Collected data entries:

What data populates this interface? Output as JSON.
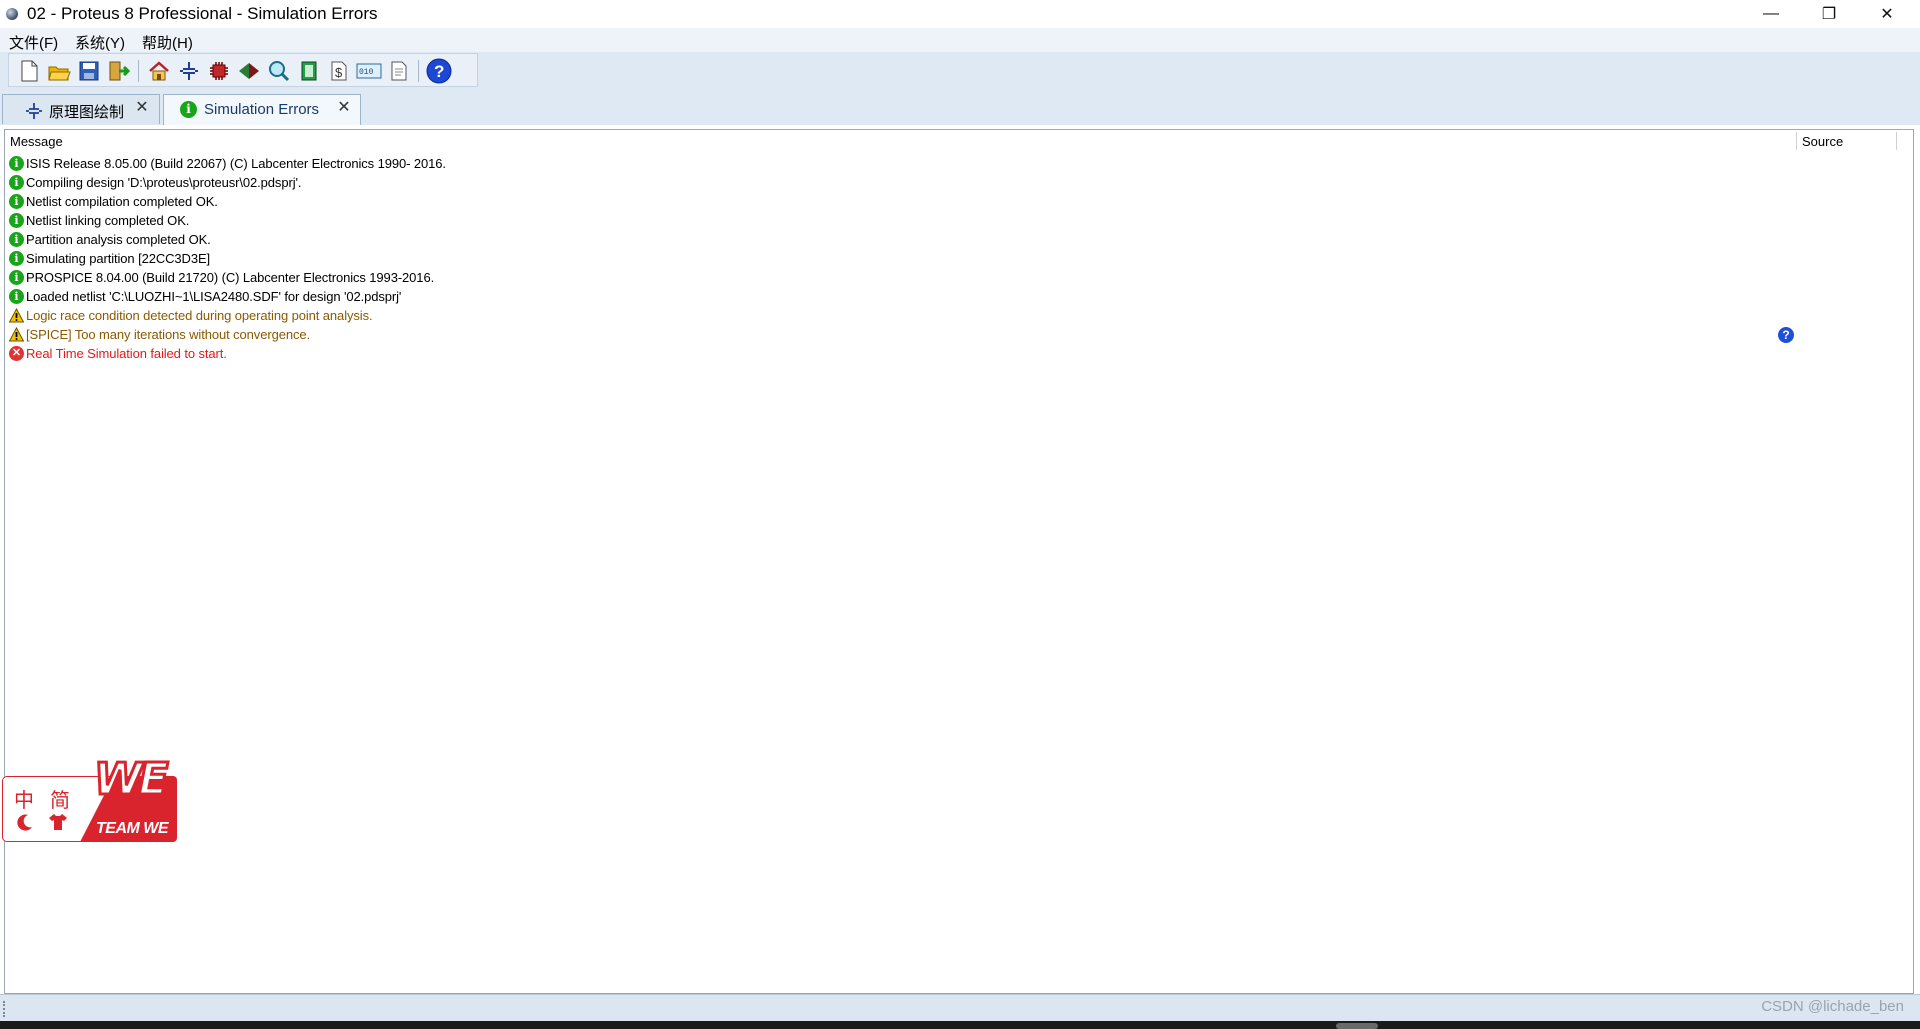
{
  "window": {
    "title": "02 - Proteus 8 Professional - Simulation Errors",
    "minimize": "—",
    "restore": "❐",
    "close": "✕"
  },
  "menu": {
    "items": [
      "文件(F)",
      "系统(Y)",
      "帮助(H)"
    ]
  },
  "toolbar": {
    "icons": [
      "new-file-icon",
      "open-folder-icon",
      "save-icon",
      "import-icon",
      "home-icon",
      "schematic-icon",
      "pcb-icon",
      "3d-viewer-icon",
      "gerber-icon",
      "bom-icon",
      "design-explorer-icon",
      "vsm-studio-icon",
      "notes-icon",
      "help-icon"
    ]
  },
  "tabs": [
    {
      "label": "原理图绘制",
      "icon": "schematic-icon",
      "active": false
    },
    {
      "label": "Simulation Errors",
      "icon": "info-icon",
      "active": true
    }
  ],
  "log": {
    "columns": [
      "Message",
      "Source"
    ],
    "rows": [
      {
        "type": "info",
        "text": "ISIS Release 8.05.00 (Build 22067) (C) Labcenter Electronics 1990- 2016."
      },
      {
        "type": "info",
        "text": "Compiling design 'D:\\proteus\\proteusr\\02.pdsprj'."
      },
      {
        "type": "info",
        "text": "Netlist compilation completed OK."
      },
      {
        "type": "info",
        "text": "Netlist linking completed OK."
      },
      {
        "type": "info",
        "text": "Partition analysis completed OK."
      },
      {
        "type": "info",
        "text": "Simulating partition [22CC3D3E]"
      },
      {
        "type": "info",
        "text": "PROSPICE 8.04.00 (Build 21720) (C) Labcenter Electronics 1993-2016."
      },
      {
        "type": "info",
        "text": "Loaded netlist 'C:\\LUOZHI~1\\LISA2480.SDF' for design '02.pdsprj'"
      },
      {
        "type": "warning",
        "text": "Logic race condition detected during operating point analysis."
      },
      {
        "type": "warning",
        "text": "[SPICE] Too many iterations without convergence."
      },
      {
        "type": "error",
        "text": "Real Time Simulation failed to start."
      }
    ],
    "colors": {
      "info": "#000000",
      "warning": "#8a5a00",
      "error": "#e01b1b"
    }
  },
  "overlay": {
    "chars": [
      "中",
      "简"
    ],
    "brand": "TEAM WE",
    "logo": "WE"
  },
  "statusbar": {
    "watermark": "CSDN @lichade_ben"
  }
}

• **DESCRIPTION OF THE TASK**: Collect the lines that hold "pdsprj".

• **OUTPUT BELOW**:
        "text": "Compiling design 'D:\\proteus\\proteusr\\02.pdsprj'."
        "text": "Loaded netlist 'C:\\LUOZHI~1\\LISA2480.SDF' for design '02.pdsprj'"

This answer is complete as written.